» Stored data
□ □ □ □ □ □ □

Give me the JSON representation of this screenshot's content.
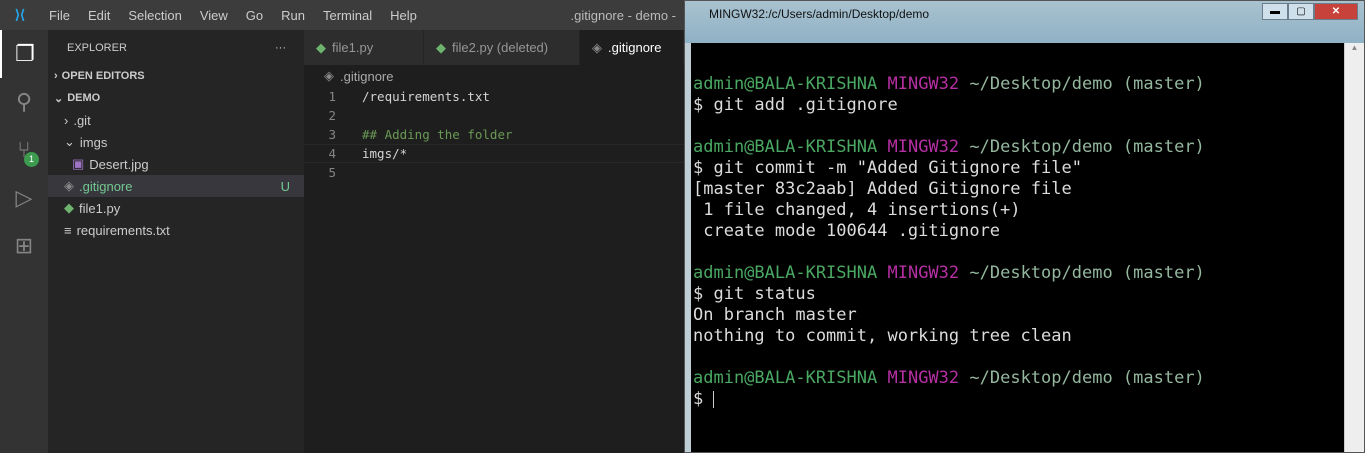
{
  "vscode": {
    "menu": [
      "File",
      "Edit",
      "Selection",
      "View",
      "Go",
      "Run",
      "Terminal",
      "Help"
    ],
    "window_title": ".gitignore - demo -",
    "scm_badge": "1",
    "explorer": {
      "title": "EXPLORER",
      "more": "···",
      "open_editors": "OPEN EDITORS",
      "folder": "DEMO",
      "items": [
        {
          "label": ".git",
          "type": "folder-collapsed"
        },
        {
          "label": "imgs",
          "type": "folder-expanded"
        },
        {
          "label": "Desert.jpg",
          "type": "image"
        },
        {
          "label": ".gitignore",
          "type": "gitignore",
          "status": "U"
        },
        {
          "label": "file1.py",
          "type": "python"
        },
        {
          "label": "requirements.txt",
          "type": "text"
        }
      ]
    },
    "tabs": [
      {
        "label": "file1.py"
      },
      {
        "label": "file2.py (deleted)"
      },
      {
        "label": ".gitignore",
        "active": true
      }
    ],
    "breadcrumb": ".gitignore",
    "lines": [
      {
        "n": "1",
        "text": "/requirements.txt"
      },
      {
        "n": "2",
        "text": ""
      },
      {
        "n": "3",
        "text": "## Adding the folder"
      },
      {
        "n": "4",
        "text": "imgs/*"
      },
      {
        "n": "5",
        "text": ""
      }
    ]
  },
  "terminal": {
    "title": "MINGW32:/c/Users/admin/Desktop/demo",
    "prompt": {
      "user": "admin@BALA-KRISHNA",
      "host": "MINGW32",
      "path": "~/Desktop/demo (master)"
    },
    "blocks": [
      {
        "cmd": "$ git add .gitignore",
        "out": []
      },
      {
        "cmd": "$ git commit -m \"Added Gitignore file\"",
        "out": [
          "[master 83c2aab] Added Gitignore file",
          " 1 file changed, 4 insertions(+)",
          " create mode 100644 .gitignore"
        ]
      },
      {
        "cmd": "$ git status",
        "out": [
          "On branch master",
          "nothing to commit, working tree clean"
        ]
      }
    ],
    "final_prompt": "$ "
  }
}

□ □ □ □ □ □ □

» AIM OF THE EXERCISE
Identify every line where the string "requirements" appears.

» PROBLEM SOLUTION
          "label": "requirements.txt",
        "text": "/requirements.txt"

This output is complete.